■ What you will do
Give every entry again, word for word.

■ Extracted information
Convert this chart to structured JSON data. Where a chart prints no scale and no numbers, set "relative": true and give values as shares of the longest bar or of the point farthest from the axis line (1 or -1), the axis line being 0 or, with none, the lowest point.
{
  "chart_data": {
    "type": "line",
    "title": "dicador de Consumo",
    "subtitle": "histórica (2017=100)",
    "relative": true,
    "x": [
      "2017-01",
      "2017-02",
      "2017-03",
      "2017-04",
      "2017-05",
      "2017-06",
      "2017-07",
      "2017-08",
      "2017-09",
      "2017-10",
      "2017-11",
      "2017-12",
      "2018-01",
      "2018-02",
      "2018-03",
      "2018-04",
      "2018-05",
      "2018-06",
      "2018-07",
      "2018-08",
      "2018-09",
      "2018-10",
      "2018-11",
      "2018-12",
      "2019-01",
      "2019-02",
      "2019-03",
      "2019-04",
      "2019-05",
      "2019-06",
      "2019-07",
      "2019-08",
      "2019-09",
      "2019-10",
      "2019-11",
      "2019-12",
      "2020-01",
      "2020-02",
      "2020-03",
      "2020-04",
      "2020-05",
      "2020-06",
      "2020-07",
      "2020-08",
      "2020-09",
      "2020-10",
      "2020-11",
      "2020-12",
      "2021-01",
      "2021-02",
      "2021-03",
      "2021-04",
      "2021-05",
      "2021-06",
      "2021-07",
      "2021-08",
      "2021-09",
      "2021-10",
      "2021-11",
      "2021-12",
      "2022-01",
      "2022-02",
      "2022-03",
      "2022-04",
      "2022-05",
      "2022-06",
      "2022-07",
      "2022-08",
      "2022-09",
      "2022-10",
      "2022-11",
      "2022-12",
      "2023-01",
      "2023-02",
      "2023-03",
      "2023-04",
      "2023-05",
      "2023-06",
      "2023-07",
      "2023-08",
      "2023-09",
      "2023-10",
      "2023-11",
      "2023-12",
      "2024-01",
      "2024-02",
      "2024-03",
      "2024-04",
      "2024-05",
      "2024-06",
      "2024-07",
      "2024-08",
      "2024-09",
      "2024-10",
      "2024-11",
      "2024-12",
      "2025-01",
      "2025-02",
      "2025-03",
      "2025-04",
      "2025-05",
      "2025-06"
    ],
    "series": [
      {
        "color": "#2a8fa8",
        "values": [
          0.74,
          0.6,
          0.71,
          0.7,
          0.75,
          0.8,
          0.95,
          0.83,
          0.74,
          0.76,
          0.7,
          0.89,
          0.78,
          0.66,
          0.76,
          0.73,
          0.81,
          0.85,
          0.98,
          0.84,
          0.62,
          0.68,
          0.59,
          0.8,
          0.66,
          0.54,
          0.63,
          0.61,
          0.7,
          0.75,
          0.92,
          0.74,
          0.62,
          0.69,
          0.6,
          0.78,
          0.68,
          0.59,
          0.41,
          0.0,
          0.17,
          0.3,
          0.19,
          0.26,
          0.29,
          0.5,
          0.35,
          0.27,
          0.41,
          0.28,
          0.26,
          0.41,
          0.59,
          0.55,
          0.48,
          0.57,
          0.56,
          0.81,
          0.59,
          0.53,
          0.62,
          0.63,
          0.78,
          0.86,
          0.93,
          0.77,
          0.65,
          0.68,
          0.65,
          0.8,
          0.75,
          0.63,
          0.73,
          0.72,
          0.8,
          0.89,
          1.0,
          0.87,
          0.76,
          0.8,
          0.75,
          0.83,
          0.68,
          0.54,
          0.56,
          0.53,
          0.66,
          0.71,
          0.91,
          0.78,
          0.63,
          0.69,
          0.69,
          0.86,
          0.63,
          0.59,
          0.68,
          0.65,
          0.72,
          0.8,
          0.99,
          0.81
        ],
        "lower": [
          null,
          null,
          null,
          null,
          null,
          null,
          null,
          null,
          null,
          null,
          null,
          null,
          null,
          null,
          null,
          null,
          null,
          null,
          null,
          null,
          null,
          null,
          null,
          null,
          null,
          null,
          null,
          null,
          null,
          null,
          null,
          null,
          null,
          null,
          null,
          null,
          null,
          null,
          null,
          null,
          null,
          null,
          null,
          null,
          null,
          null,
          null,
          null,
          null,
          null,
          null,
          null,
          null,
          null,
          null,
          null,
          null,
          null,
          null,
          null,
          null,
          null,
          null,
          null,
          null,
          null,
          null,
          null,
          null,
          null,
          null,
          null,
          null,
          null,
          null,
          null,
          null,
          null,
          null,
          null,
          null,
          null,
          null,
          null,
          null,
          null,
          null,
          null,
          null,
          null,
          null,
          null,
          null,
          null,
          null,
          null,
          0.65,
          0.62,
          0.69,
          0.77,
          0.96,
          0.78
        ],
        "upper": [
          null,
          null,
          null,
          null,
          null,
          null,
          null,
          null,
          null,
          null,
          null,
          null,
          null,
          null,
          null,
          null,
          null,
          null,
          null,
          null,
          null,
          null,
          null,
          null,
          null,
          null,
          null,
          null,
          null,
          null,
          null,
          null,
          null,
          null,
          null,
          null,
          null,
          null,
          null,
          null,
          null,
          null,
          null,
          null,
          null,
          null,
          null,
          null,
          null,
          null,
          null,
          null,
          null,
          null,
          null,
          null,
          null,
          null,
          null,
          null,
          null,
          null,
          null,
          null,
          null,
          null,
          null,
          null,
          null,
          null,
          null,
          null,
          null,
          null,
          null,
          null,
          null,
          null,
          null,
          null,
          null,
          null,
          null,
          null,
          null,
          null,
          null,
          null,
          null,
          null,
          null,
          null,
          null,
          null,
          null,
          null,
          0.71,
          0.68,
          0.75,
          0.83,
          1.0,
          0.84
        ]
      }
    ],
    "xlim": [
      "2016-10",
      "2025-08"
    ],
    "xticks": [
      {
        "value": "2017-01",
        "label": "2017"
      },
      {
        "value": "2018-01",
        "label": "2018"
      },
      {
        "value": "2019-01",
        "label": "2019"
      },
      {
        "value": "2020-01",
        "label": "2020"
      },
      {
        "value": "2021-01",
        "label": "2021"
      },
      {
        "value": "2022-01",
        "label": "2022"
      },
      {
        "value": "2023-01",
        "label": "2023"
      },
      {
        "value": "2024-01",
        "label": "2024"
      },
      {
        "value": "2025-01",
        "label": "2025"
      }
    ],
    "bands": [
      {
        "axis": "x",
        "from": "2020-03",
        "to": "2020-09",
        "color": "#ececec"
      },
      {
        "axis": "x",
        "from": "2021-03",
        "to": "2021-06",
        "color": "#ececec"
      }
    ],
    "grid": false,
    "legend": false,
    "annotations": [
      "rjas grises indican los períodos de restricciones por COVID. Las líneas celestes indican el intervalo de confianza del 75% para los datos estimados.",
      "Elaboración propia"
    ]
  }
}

■ Output of the task
Convert this chart to structured JSON data. Where a chart prints no scale and no numbers, set "relative": true and give values as shares of the longest bar or of the point farthest from the axis line (1 or -1), the axis line being 0 or, with none, the lowest point.
{
  "chart_data": {
    "type": "line",
    "title": "dicador de Consumo",
    "subtitle": "histórica (2017=100)",
    "relative": true,
    "x": [
      "2017-01",
      "2017-02",
      "2017-03",
      "2017-04",
      "2017-05",
      "2017-06",
      "2017-07",
      "2017-08",
      "2017-09",
      "2017-10",
      "2017-11",
      "2017-12",
      "2018-01",
      "2018-02",
      "2018-03",
      "2018-04",
      "2018-05",
      "2018-06",
      "2018-07",
      "2018-08",
      "2018-09",
      "2018-10",
      "2018-11",
      "2018-12",
      "2019-01",
      "2019-02",
      "2019-03",
      "2019-04",
      "2019-05",
      "2019-06",
      "2019-07",
      "2019-08",
      "2019-09",
      "2019-10",
      "2019-11",
      "2019-12",
      "2020-01",
      "2020-02",
      "2020-03",
      "2020-04",
      "2020-05",
      "2020-06",
      "2020-07",
      "2020-08",
      "2020-09",
      "2020-10",
      "2020-11",
      "2020-12",
      "2021-01",
      "2021-02",
      "2021-03",
      "2021-04",
      "2021-05",
      "2021-06",
      "2021-07",
      "2021-08",
      "2021-09",
      "2021-10",
      "2021-11",
      "2021-12",
      "2022-01",
      "2022-02",
      "2022-03",
      "2022-04",
      "2022-05",
      "2022-06",
      "2022-07",
      "2022-08",
      "2022-09",
      "2022-10",
      "2022-11",
      "2022-12",
      "2023-01",
      "2023-02",
      "2023-03",
      "2023-04",
      "2023-05",
      "2023-06",
      "2023-07",
      "2023-08",
      "2023-09",
      "2023-10",
      "2023-11",
      "2023-12",
      "2024-01",
      "2024-02",
      "2024-03",
      "2024-04",
      "2024-05",
      "2024-06",
      "2024-07",
      "2024-08",
      "2024-09",
      "2024-10",
      "2024-11",
      "2024-12",
      "2025-01",
      "2025-02",
      "2025-03",
      "2025-04",
      "2025-05",
      "2025-06"
    ],
    "series": [
      {
        "color": "#2a8fa8",
        "values": [
          0.74,
          0.6,
          0.71,
          0.7,
          0.75,
          0.8,
          0.95,
          0.83,
          0.74,
          0.76,
          0.7,
          0.89,
          0.78,
          0.66,
          0.76,
          0.73,
          0.81,
          0.85,
          0.98,
          0.84,
          0.62,
          0.68,
          0.59,
          0.8,
          0.66,
          0.54,
          0.63,
          0.61,
          0.7,
          0.75,
          0.92,
          0.74,
          0.62,
          0.69,
          0.6,
          0.78,
          0.68,
          0.59,
          0.41,
          0.0,
          0.17,
          0.3,
          0.19,
          0.26,
          0.29,
          0.5,
          0.35,
          0.27,
          0.41,
          0.28,
          0.26,
          0.41,
          0.59,
          0.55,
          0.48,
          0.57,
          0.56,
          0.81,
          0.59,
          0.53,
          0.62,
          0.63,
          0.78,
          0.86,
          0.93,
          0.77,
          0.65,
          0.68,
          0.65,
          0.8,
          0.75,
          0.63,
          0.73,
          0.72,
          0.8,
          0.89,
          1.0,
          0.87,
          0.76,
          0.8,
          0.75,
          0.83,
          0.68,
          0.54,
          0.56,
          0.53,
          0.66,
          0.71,
          0.91,
          0.78,
          0.63,
          0.69,
          0.69,
          0.86,
          0.63,
          0.59,
          0.68,
          0.65,
          0.72,
          0.8,
          0.99,
          0.81
        ],
        "lower": [
          null,
          null,
          null,
          null,
          null,
          null,
          null,
          null,
          null,
          null,
          null,
          null,
          null,
          null,
          null,
          null,
          null,
          null,
          null,
          null,
          null,
          null,
          null,
          null,
          null,
          null,
          null,
          null,
          null,
          null,
          null,
          null,
          null,
          null,
          null,
          null,
          null,
          null,
          null,
          null,
          null,
          null,
          null,
          null,
          null,
          null,
          null,
          null,
          null,
          null,
          null,
          null,
          null,
          null,
          null,
          null,
          null,
          null,
          null,
          null,
          null,
          null,
          null,
          null,
          null,
          null,
          null,
          null,
          null,
          null,
          null,
          null,
          null,
          null,
          null,
          null,
          null,
          null,
          null,
          null,
          null,
          null,
          null,
          null,
          null,
          null,
          null,
          null,
          null,
          null,
          null,
          null,
          null,
          null,
          null,
          null,
          0.65,
          0.62,
          0.69,
          0.77,
          0.96,
          0.78
        ],
        "upper": [
          null,
          null,
          null,
          null,
          null,
          null,
          null,
          null,
          null,
          null,
          null,
          null,
          null,
          null,
          null,
          null,
          null,
          null,
          null,
          null,
          null,
          null,
          null,
          null,
          null,
          null,
          null,
          null,
          null,
          null,
          null,
          null,
          null,
          null,
          null,
          null,
          null,
          null,
          null,
          null,
          null,
          null,
          null,
          null,
          null,
          null,
          null,
          null,
          null,
          null,
          null,
          null,
          null,
          null,
          null,
          null,
          null,
          null,
          null,
          null,
          null,
          null,
          null,
          null,
          null,
          null,
          null,
          null,
          null,
          null,
          null,
          null,
          null,
          null,
          null,
          null,
          null,
          null,
          null,
          null,
          null,
          null,
          null,
          null,
          null,
          null,
          null,
          null,
          null,
          null,
          null,
          null,
          null,
          null,
          null,
          null,
          0.71,
          0.68,
          0.75,
          0.83,
          1.0,
          0.84
        ]
      }
    ],
    "xlim": [
      "2016-10",
      "2025-08"
    ],
    "xticks": [
      {
        "value": "2017-01",
        "label": "2017"
      },
      {
        "value": "2018-01",
        "label": "2018"
      },
      {
        "value": "2019-01",
        "label": "2019"
      },
      {
        "value": "2020-01",
        "label": "2020"
      },
      {
        "value": "2021-01",
        "label": "2021"
      },
      {
        "value": "2022-01",
        "label": "2022"
      },
      {
        "value": "2023-01",
        "label": "2023"
      },
      {
        "value": "2024-01",
        "label": "2024"
      },
      {
        "value": "2025-01",
        "label": "2025"
      }
    ],
    "bands": [
      {
        "axis": "x",
        "from": "2020-03",
        "to": "2020-09",
        "color": "#ececec"
      },
      {
        "axis": "x",
        "from": "2021-03",
        "to": "2021-06",
        "color": "#ececec"
      }
    ],
    "grid": false,
    "legend": false,
    "annotations": [
      "rjas grises indican los períodos de restricciones por COVID. Las líneas celestes indican el intervalo de confianza del 75% para los datos estimados.",
      "Elaboración propia"
    ]
  }
}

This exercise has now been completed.